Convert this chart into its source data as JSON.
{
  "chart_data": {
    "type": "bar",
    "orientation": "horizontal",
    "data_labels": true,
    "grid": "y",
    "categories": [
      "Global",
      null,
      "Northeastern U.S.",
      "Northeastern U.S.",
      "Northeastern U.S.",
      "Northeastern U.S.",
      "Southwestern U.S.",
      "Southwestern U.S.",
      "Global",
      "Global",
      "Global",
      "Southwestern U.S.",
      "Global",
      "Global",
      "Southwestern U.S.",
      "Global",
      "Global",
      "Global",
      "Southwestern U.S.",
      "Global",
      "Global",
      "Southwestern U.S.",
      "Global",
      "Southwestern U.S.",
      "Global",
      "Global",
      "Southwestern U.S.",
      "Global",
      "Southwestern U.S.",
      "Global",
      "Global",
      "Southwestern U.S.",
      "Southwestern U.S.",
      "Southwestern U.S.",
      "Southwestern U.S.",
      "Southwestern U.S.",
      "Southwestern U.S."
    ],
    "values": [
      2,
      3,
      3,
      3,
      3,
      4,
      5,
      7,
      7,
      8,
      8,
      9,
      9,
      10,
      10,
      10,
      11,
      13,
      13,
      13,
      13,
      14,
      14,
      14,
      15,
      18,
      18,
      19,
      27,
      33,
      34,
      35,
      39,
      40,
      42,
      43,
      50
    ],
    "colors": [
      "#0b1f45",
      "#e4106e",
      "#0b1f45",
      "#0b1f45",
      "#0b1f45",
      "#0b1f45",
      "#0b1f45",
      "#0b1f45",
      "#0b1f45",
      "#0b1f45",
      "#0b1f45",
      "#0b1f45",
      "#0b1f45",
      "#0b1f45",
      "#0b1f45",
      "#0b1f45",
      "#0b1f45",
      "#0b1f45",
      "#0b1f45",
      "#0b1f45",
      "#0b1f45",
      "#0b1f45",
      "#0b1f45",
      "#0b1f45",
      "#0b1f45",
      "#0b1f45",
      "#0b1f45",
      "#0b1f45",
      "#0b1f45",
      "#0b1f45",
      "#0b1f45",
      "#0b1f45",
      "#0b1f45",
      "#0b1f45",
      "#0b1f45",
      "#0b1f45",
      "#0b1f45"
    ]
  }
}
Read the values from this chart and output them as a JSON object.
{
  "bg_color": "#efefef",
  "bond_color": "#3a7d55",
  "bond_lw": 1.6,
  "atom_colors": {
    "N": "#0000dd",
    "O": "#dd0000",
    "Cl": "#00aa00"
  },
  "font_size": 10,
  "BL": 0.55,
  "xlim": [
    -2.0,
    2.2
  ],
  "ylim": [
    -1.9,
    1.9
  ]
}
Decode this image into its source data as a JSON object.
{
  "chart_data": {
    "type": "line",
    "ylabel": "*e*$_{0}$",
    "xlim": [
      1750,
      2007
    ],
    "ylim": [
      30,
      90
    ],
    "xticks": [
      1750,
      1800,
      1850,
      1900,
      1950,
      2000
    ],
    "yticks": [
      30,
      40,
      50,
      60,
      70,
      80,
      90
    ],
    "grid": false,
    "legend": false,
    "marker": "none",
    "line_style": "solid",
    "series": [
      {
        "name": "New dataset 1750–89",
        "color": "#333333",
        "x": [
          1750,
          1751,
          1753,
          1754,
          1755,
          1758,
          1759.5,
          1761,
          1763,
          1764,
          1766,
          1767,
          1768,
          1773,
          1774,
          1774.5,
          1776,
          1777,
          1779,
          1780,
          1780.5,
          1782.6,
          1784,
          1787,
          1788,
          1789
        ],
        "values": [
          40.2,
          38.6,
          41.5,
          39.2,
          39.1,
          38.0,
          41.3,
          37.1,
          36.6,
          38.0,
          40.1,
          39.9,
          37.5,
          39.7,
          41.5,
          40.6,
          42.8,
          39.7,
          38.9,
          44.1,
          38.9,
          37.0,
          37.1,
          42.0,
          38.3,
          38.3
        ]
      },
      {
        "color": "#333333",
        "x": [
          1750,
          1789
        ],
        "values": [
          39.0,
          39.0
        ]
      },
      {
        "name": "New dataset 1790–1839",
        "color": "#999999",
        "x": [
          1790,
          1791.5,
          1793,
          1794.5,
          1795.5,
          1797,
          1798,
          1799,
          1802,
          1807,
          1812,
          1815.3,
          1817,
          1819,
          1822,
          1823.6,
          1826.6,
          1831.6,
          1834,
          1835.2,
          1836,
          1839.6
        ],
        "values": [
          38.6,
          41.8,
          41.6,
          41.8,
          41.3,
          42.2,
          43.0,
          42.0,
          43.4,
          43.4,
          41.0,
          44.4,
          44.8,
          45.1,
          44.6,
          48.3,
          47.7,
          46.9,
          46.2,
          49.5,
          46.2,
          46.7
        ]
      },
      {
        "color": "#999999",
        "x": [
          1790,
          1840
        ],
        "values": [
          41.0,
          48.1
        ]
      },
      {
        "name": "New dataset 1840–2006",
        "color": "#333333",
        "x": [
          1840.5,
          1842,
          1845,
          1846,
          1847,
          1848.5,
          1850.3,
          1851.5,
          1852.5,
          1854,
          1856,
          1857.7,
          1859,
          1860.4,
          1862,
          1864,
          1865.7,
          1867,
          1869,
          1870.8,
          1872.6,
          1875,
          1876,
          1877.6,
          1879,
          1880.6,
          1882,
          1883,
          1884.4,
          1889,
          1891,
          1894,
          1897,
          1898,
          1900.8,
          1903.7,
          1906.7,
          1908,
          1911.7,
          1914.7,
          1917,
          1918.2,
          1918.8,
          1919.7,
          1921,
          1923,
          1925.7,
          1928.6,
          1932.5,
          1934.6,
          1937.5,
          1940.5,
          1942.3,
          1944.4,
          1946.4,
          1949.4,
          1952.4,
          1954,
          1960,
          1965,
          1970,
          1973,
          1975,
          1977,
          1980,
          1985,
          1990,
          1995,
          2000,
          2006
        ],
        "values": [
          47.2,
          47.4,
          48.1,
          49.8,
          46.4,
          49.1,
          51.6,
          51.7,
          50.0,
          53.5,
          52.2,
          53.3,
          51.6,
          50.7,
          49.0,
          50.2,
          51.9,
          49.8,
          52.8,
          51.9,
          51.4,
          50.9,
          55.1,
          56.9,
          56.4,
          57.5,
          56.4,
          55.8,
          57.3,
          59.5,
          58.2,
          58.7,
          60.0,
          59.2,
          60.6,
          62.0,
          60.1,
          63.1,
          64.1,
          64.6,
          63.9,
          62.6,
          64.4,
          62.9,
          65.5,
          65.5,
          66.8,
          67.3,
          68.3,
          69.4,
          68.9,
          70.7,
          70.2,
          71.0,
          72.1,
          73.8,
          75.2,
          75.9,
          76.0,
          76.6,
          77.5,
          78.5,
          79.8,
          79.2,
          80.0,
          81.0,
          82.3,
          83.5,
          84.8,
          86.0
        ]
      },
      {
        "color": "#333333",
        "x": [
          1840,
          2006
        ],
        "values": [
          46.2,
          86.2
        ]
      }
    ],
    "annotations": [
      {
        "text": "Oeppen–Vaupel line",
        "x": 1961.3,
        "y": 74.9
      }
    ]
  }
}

**Aim of the exercise:**
Output the entries exactly.

**Answer for this exercise:**
Convert this chart into its source data as JSON.
{
  "chart_data": {
    "type": "bar",
    "orientation": "horizontal",
    "data_labels": true,
    "grid": "y",
    "categories": [
      "Global",
      null,
      "Northeastern U.S.",
      "Northeastern U.S.",
      "Northeastern U.S.",
      "Northeastern U.S.",
      "Southwestern U.S.",
      "Southwestern U.S.",
      "Global",
      "Global",
      "Global",
      "Southwestern U.S.",
      "Global",
      "Global",
      "Southwestern U.S.",
      "Global",
      "Global",
      "Global",
      "Southwestern U.S.",
      "Global",
      "Global",
      "Southwestern U.S.",
      "Global",
      "Southwestern U.S.",
      "Global",
      "Global",
      "Southwestern U.S.",
      "Global",
      "Southwestern U.S.",
      "Global",
      "Global",
      "Southwestern U.S.",
      "Southwestern U.S.",
      "Southwestern U.S.",
      "Southwestern U.S.",
      "Southwestern U.S.",
      "Southwestern U.S."
    ],
    "values": [
      2,
      3,
      3,
      3,
      3,
      4,
      5,
      7,
      7,
      8,
      8,
      9,
      9,
      10,
      10,
      10,
      11,
      13,
      13,
      13,
      13,
      14,
      14,
      14,
      15,
      18,
      18,
      19,
      27,
      33,
      34,
      35,
      39,
      40,
      42,
      43,
      50
    ],
    "colors": [
      "#0b1f45",
      "#e4106e",
      "#0b1f45",
      "#0b1f45",
      "#0b1f45",
      "#0b1f45",
      "#0b1f45",
      "#0b1f45",
      "#0b1f45",
      "#0b1f45",
      "#0b1f45",
      "#0b1f45",
      "#0b1f45",
      "#0b1f45",
      "#0b1f45",
      "#0b1f45",
      "#0b1f45",
      "#0b1f45",
      "#0b1f45",
      "#0b1f45",
      "#0b1f45",
      "#0b1f45",
      "#0b1f45",
      "#0b1f45",
      "#0b1f45",
      "#0b1f45",
      "#0b1f45",
      "#0b1f45",
      "#0b1f45",
      "#0b1f45",
      "#0b1f45",
      "#0b1f45",
      "#0b1f45",
      "#0b1f45",
      "#0b1f45",
      "#0b1f45",
      "#0b1f45"
    ]
  }
}
Read the values from this chart and output them as a JSON object.
{
  "bg_color": "#efefef",
  "bond_color": "#3a7d55",
  "bond_lw": 1.6,
  "atom_colors": {
    "N": "#0000dd",
    "O": "#dd0000",
    "Cl": "#00aa00"
  },
  "font_size": 10,
  "BL": 0.55,
  "xlim": [
    -2.0,
    2.2
  ],
  "ylim": [
    -1.9,
    1.9
  ]
}
Decode this image into its source data as a JSON object.
{
  "chart_data": {
    "type": "line",
    "ylabel": "*e*$_{0}$",
    "xlim": [
      1750,
      2007
    ],
    "ylim": [
      30,
      90
    ],
    "xticks": [
      1750,
      1800,
      1850,
      1900,
      1950,
      2000
    ],
    "yticks": [
      30,
      40,
      50,
      60,
      70,
      80,
      90
    ],
    "grid": false,
    "legend": false,
    "marker": "none",
    "line_style": "solid",
    "series": [
      {
        "name": "New dataset 1750–89",
        "color": "#333333",
        "x": [
          1750,
          1751,
          1753,
          1754,
          1755,
          1758,
          1759.5,
          1761,
          1763,
          1764,
          1766,
          1767,
          1768,
          1773,
          1774,
          1774.5,
          1776,
          1777,
          1779,
          1780,
          1780.5,
          1782.6,
          1784,
          1787,
          1788,
          1789
        ],
        "values": [
          40.2,
          38.6,
          41.5,
          39.2,
          39.1,
          38.0,
          41.3,
          37.1,
          36.6,
          38.0,
          40.1,
          39.9,
          37.5,
          39.7,
          41.5,
          40.6,
          42.8,
          39.7,
          38.9,
          44.1,
          38.9,
          37.0,
          37.1,
          42.0,
          38.3,
          38.3
        ]
      },
      {
        "color": "#333333",
        "x": [
          1750,
          1789
        ],
        "values": [
          39.0,
          39.0
        ]
      },
      {
        "name": "New dataset 1790–1839",
        "color": "#999999",
        "x": [
          1790,
          1791.5,
          1793,
          1794.5,
          1795.5,
          1797,
          1798,
          1799,
          1802,
          1807,
          1812,
          1815.3,
          1817,
          1819,
          1822,
          1823.6,
          1826.6,
          1831.6,
          1834,
          1835.2,
          1836,
          1839.6
        ],
        "values": [
          38.6,
          41.8,
          41.6,
          41.8,
          41.3,
          42.2,
          43.0,
          42.0,
          43.4,
          43.4,
          41.0,
          44.4,
          44.8,
          45.1,
          44.6,
          48.3,
          47.7,
          46.9,
          46.2,
          49.5,
          46.2,
          46.7
        ]
      },
      {
        "color": "#999999",
        "x": [
          1790,
          1840
        ],
        "values": [
          41.0,
          48.1
        ]
      },
      {
        "name": "New dataset 1840–2006",
        "color": "#333333",
        "x": [
          1840.5,
          1842,
          1845,
          1846,
          1847,
          1848.5,
          1850.3,
          1851.5,
          1852.5,
          1854,
          1856,
          1857.7,
          1859,
          1860.4,
          1862,
          1864,
          1865.7,
          1867,
          1869,
          1870.8,
          1872.6,
          1875,
          1876,
          1877.6,
          1879,
          1880.6,
          1882,
          1883,
          1884.4,
          1889,
          1891,
          1894,
          1897,
          1898,
          1900.8,
          1903.7,
          1906.7,
          1908,
          1911.7,
          1914.7,
          1917,
          1918.2,
          1918.8,
          1919.7,
          1921,
          1923,
          1925.7,
          1928.6,
          1932.5,
          1934.6,
          1937.5,
          1940.5,
          1942.3,
          1944.4,
          1946.4,
          1949.4,
          1952.4,
          1954,
          1960,
          1965,
          1970,
          1973,
          1975,
          1977,
          1980,
          1985,
          1990,
          1995,
          2000,
          2006
        ],
        "values": [
          47.2,
          47.4,
          48.1,
          49.8,
          46.4,
          49.1,
          51.6,
          51.7,
          50.0,
          53.5,
          52.2,
          53.3,
          51.6,
          50.7,
          49.0,
          50.2,
          51.9,
          49.8,
          52.8,
          51.9,
          51.4,
          50.9,
          55.1,
          56.9,
          56.4,
          57.5,
          56.4,
          55.8,
          57.3,
          59.5,
          58.2,
          58.7,
          60.0,
          59.2,
          60.6,
          62.0,
          60.1,
          63.1,
          64.1,
          64.6,
          63.9,
          62.6,
          64.4,
          62.9,
          65.5,
          65.5,
          66.8,
          67.3,
          68.3,
          69.4,
          68.9,
          70.7,
          70.2,
          71.0,
          72.1,
          73.8,
          75.2,
          75.9,
          76.0,
          76.6,
          77.5,
          78.5,
          79.8,
          79.2,
          80.0,
          81.0,
          82.3,
          83.5,
          84.8,
          86.0
        ]
      },
      {
        "color": "#333333",
        "x": [
          1840,
          2006
        ],
        "values": [
          46.2,
          86.2
        ]
      }
    ],
    "annotations": [
      {
        "text": "Oeppen–Vaupel line",
        "x": 1961.3,
        "y": 74.9
      }
    ]
  }
}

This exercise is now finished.